• [EXTRACTED RECORDS]
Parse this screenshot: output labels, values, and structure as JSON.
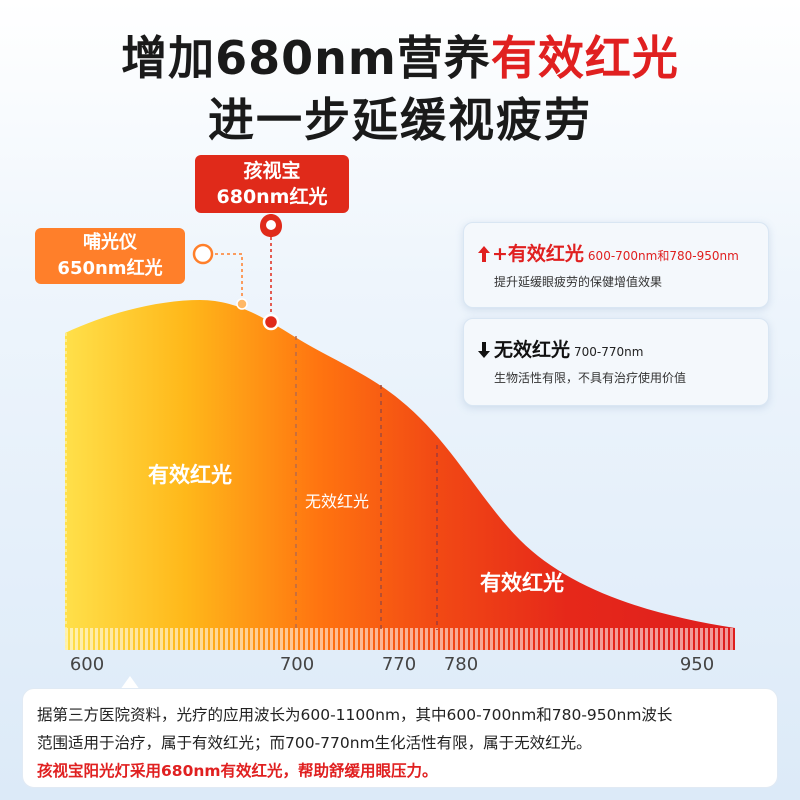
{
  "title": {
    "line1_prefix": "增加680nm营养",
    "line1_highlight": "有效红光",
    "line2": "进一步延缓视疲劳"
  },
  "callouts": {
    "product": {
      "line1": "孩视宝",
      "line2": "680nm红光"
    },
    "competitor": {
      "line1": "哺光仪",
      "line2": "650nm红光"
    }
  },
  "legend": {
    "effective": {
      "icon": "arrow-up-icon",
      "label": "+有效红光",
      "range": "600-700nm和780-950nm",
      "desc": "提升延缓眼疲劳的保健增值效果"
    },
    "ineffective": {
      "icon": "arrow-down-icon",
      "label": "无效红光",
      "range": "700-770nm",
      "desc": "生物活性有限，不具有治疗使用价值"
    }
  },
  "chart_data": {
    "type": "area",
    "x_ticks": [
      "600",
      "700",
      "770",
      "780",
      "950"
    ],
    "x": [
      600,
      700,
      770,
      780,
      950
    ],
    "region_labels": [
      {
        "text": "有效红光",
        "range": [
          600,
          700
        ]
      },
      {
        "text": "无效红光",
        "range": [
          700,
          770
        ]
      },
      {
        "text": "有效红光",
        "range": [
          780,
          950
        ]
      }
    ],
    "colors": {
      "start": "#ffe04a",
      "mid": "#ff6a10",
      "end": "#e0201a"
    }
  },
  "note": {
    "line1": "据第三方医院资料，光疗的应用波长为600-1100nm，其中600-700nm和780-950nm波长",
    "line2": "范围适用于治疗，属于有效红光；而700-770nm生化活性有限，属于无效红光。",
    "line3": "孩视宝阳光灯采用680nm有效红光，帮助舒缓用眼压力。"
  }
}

• [SET EXERCISE]
State the count of lines in the data holding the word "arrow", adding nothing to it.

• [OUTPUT OF THE EXERCISE]
2